SUPPLIED RECORDS>
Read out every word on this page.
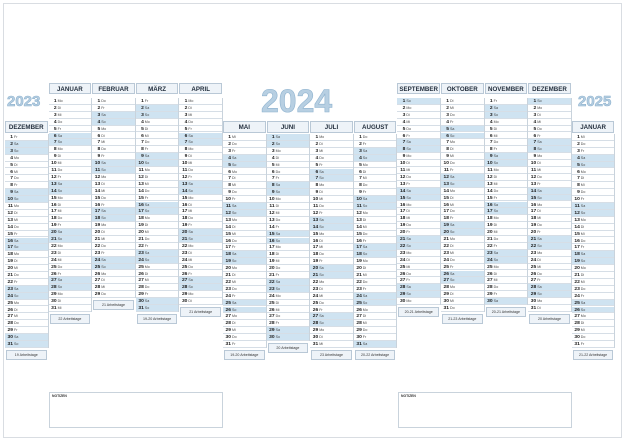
DEZEMBER
1Fr
2Sa
3So
4Mo
5Di
6Mi
7Do
8Fr
9Sa
10So
11Mo
12Di
13Mi
14Do
15Fr
16Sa
17So
18Mo
19Di
20Mi
21Do
22Fr
23Sa
24So
25Mo
26Di
27Mi
28Do
29Fr
30Sa
31So
19 Arbeitstage
JANUAR
1Mo
2Di
3Mi
4Do
5Fr
6Sa
7So
8Mo
9Di
10Mi
11Do
12Fr
13Sa
14So
15Mo
16Di
17Mi
18Do
19Fr
20Sa
21So
22Mo
23Di
24Mi
25Do
26Fr
27Sa
28So
29Mo
30Di
31Mi
22 Arbeitstage
FEBRUAR
1Do
2Fr
3Sa
4So
5Mo
6Di
7Mi
8Do
9Fr
10Sa
11So
12Mo
13Di
14Mi
15Do
16Fr
17Sa
18So
19Mo
20Di
21Mi
22Do
23Fr
24Sa
25So
26Mo
27Di
28Mi
29Do
21 Arbeitstage
MÄRZ
1Fr
2Sa
3So
4Mo
5Di
6Mi
7Do
8Fr
9Sa
10So
11Mo
12Di
13Mi
14Do
15Fr
16Sa
17So
18Mo
19Di
20Mi
21Do
22Fr
23Sa
24So
25Mo
26Di
27Mi
28Do
29Fr
30Sa
31So
19-20 Arbeitstage
APRIL
1Mo
2Di
3Mi
4Do
5Fr
6Sa
7So
8Mo
9Di
10Mi
11Do
12Fr
13Sa
14So
15Mo
16Di
17Mi
18Do
19Fr
20Sa
21So
22Mo
23Di
24Mi
25Do
26Fr
27Sa
28So
29Mo
30Di
21 Arbeitstage
MAI
1Mi
2Do
3Fr
4Sa
5So
6Mo
7Di
8Mi
9Do
10Fr
11Sa
12So
13Mo
14Di
15Mi
16Do
17Fr
18Sa
19So
20Mo
21Di
22Mi
23Do
24Fr
25Sa
26So
27Mo
28Di
29Mi
30Do
31Fr
19-20 Arbeitstage
JUNI
1Sa
2So
3Mo
4Di
5Mi
6Do
7Fr
8Sa
9So
10Mo
11Di
12Mi
13Do
14Fr
15Sa
16So
17Mo
18Di
19Mi
20Do
21Fr
22Sa
23So
24Mo
25Di
26Mi
27Do
28Fr
29Sa
30So
20 Arbeitstage
JULI
1Mo
2Di
3Mi
4Do
5Fr
6Sa
7So
8Mo
9Di
10Mi
11Do
12Fr
13Sa
14So
15Mo
16Di
17Mi
18Do
19Fr
20Sa
21So
22Mo
23Di
24Mi
25Do
26Fr
27Sa
28So
29Mo
30Di
31Mi
23 Arbeitstage
AUGUST
1Do
2Fr
3Sa
4So
5Mo
6Di
7Mi
8Do
9Fr
10Sa
11So
12Mo
13Di
14Mi
15Do
16Fr
17Sa
18So
19Mo
20Di
21Mi
22Do
23Fr
24Sa
25So
26Mo
27Di
28Mi
29Do
30Fr
31Sa
20-22 Arbeitstage
SEPTEMBER
1So
2Mo
3Di
4Mi
5Do
6Fr
7Sa
8So
9Mo
10Di
11Mi
12Do
13Fr
14Sa
15So
16Mo
17Di
18Mi
19Do
20Fr
21Sa
22So
23Mo
24Di
25Mi
26Do
27Fr
28Sa
29So
30Mo
20-21 Arbeitstage
OKTOBER
1Di
2Mi
3Do
4Fr
5Sa
6So
7Mo
8Di
9Mi
10Do
11Fr
12Sa
13So
14Mo
15Di
16Mi
17Do
18Fr
19Sa
20So
21Mo
22Di
23Mi
24Do
25Fr
26Sa
27So
28Mo
29Di
30Mi
31Do
21-23 Arbeitstage
NOVEMBER
1Fr
2Sa
3So
4Mo
5Di
6Mi
7Do
8Fr
9Sa
10So
11Mo
12Di
13Mi
14Do
15Fr
16Sa
17So
18Mo
19Di
20Mi
21Do
22Fr
23Sa
24So
25Mo
26Di
27Mi
28Do
29Fr
30Sa
20-21 Arbeitstage
DEZEMBER
1So
2Mo
3Di
4Mi
5Do
6Fr
7Sa
8So
9Mo
10Di
11Mi
12Do
13Fr
14Sa
15So
16Mo
17Di
18Mi
19Do
20Fr
21Sa
22So
23Mo
24Di
25Mi
26Do
27Fr
28Sa
29So
30Mo
31Di
20 Arbeitstage
JANUAR
1Mi
2Do
3Fr
4Sa
5So
6Mo
7Di
8Mi
9Do
10Fr
11Sa
12So
13Mo
14Di
15Mi
16Do
17Fr
18Sa
19So
20Mo
21Di
22Mi
23Do
24Fr
25Sa
26So
27Mo
28Di
29Mi
30Do
31Fr
21-22 Arbeitstage
2023	2024	2025
NOTIZEN	NOTIZEN
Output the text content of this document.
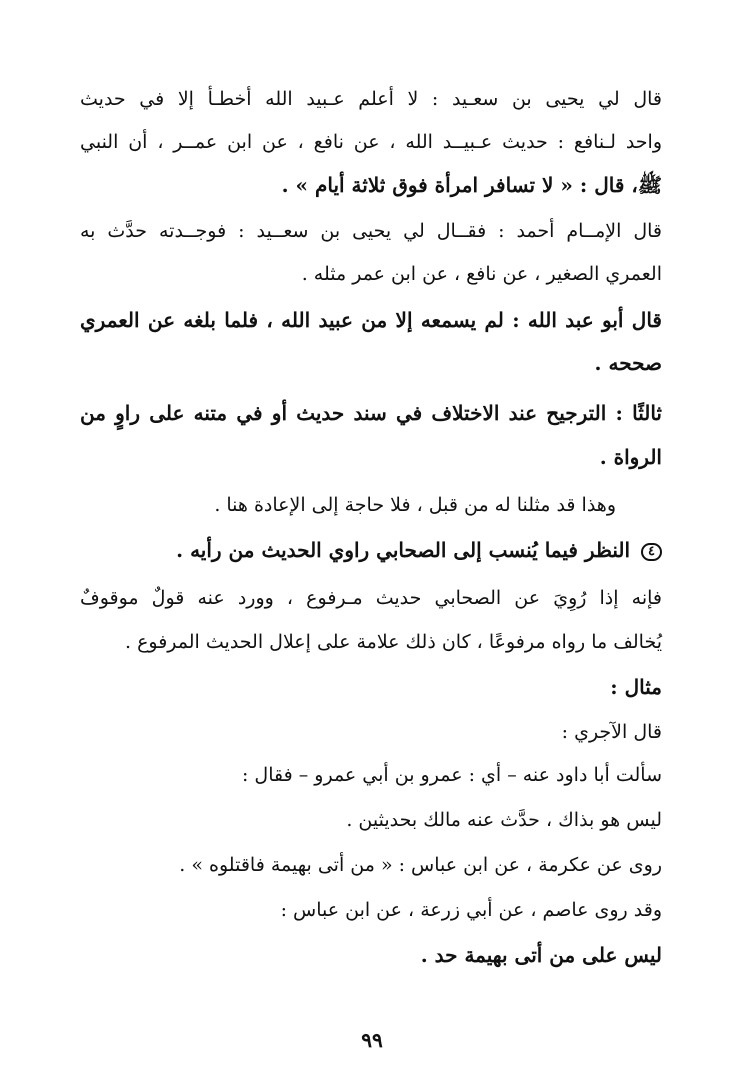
قال لي يحيى بن سعـيد : لا أعلم عـبيد الله أخطـأ إلا في حديث
واحد لـنافع : حديث عـبيــد الله ، عن نافع ، عن ابن عمــر ، أن النبي
ﷺ، قال : « لا تسافر امرأة فوق ثلاثة أيام » .
قال الإمــام أحمد : فقــال لي يحيى بن سعــيد : فوجــدته حدَّث به
العمري الصغير ، عن نافع ، عن ابن عمر مثله .
قال أبو عبد الله : لم يسمعه إلا من عبيد الله ، فلما بلغه عن العمري
صححه .
ثالثًا : الترجيح عند الاختلاف في سند حديث أو في متنه على راوٍ من
الرواة .
وهذا قد مثلنا له من قبل ، فلا حاجة إلى الإعادة هنا .
٤ النظر فيما يُنسب إلى الصحابي راوي الحديث من رأيه .
فإنه إذا رُوِيَ عن الصحابي حديث مـرفوع ، وورد عنه قولٌ موقوفٌ
يُخالف ما رواه مرفوعًا ، كان ذلك علامة على إعلال الحديث المرفوع .
مثال :
قال الآجري :
سألت أبا داود عنه – أي : عمرو بن أبي عمرو – فقال :
ليس هو بذاك ، حدَّث عنه مالك بحديثين .
روى عن عكرمة ، عن ابن عباس : « من أتى بهيمة فاقتلوه » .
وقد روى عاصم ، عن أبي زرعة ، عن ابن عباس :
ليس على من أتى بهيمة حد .
٩٩
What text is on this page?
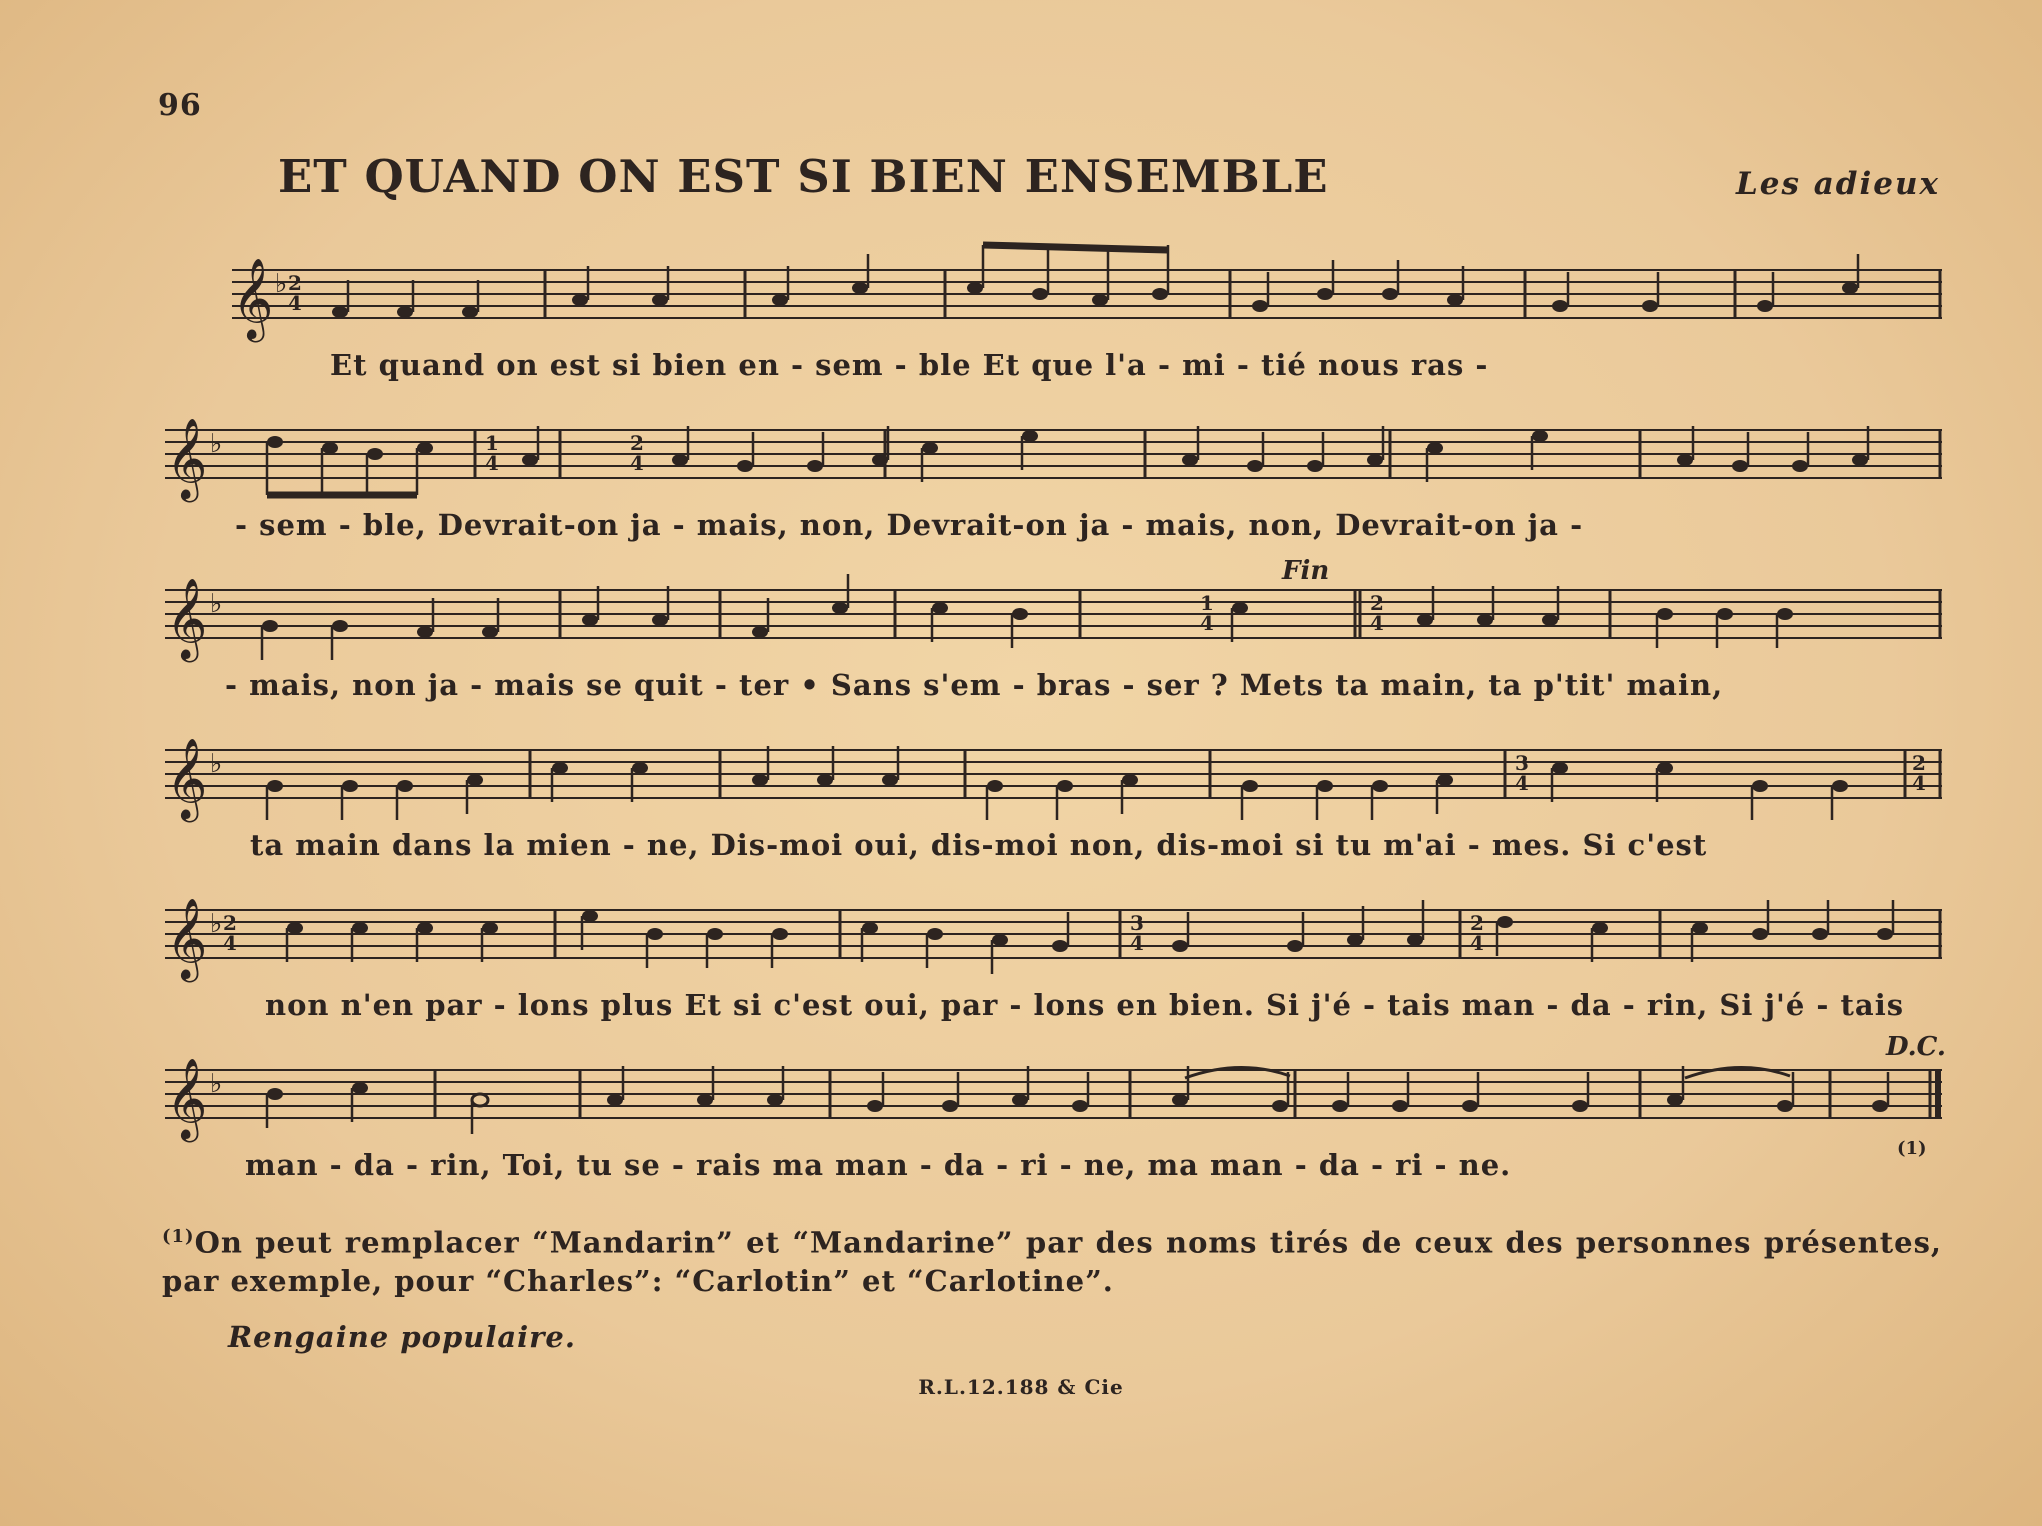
96
ET QUAND ON EST SI BIEN ENSEMBLE	Les adieux
𝄞 ♭ 2
4
Et quand on est si bien en - sem - ble Et que l'a - mi - tié nous ras -
𝄞 ♭	1
4
2
4
- sem - ble, Devrait-on ja - mais, non, Devrait-on ja - mais, non, Devrait-on ja -
𝄞 ♭	1
4
2
4
Fin
- mais, non ja - mais se quit - ter • Sans s'em - bras - ser ? Mets ta main, ta p'tit' main,
𝄞 ♭	3
4
2
4
ta main dans la mien - ne, Dis-moi oui, dis-moi non, dis-moi si tu m'ai - mes. Si c'est
𝄞 ♭ 2
4
3
4
2
4
non n'en par - lons plus Et si c'est oui, par - lons en bien. Si j'é - tais man - da - rin, Si j'é - tais
𝄞 ♭
D.C.
man - da - rin, Toi, tu se - rais ma man - da - ri - ne, ma man - da - ri - ne.	(1)
$^{(1)}$On peut remplacer “Mandarin” et “Mandarine” par des noms tirés de ceux des personnes présentes, par exemple, pour “Charles”: “Carlotin” et “Carlotine”.
Rengaine populaire.
R.L.12.188 & Cie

WHAT IS EXPECTED> Pull every line containing "الصحابي" from the data.

EXERCISE RESULT>
٤ النظر فيما يُنسب إلى الصحابي راوي الحديث من رأيه .
فإنه إذا رُوِيَ عن الصحابي حديث مـرفوع ، وورد عنه قولٌ موقوفٌ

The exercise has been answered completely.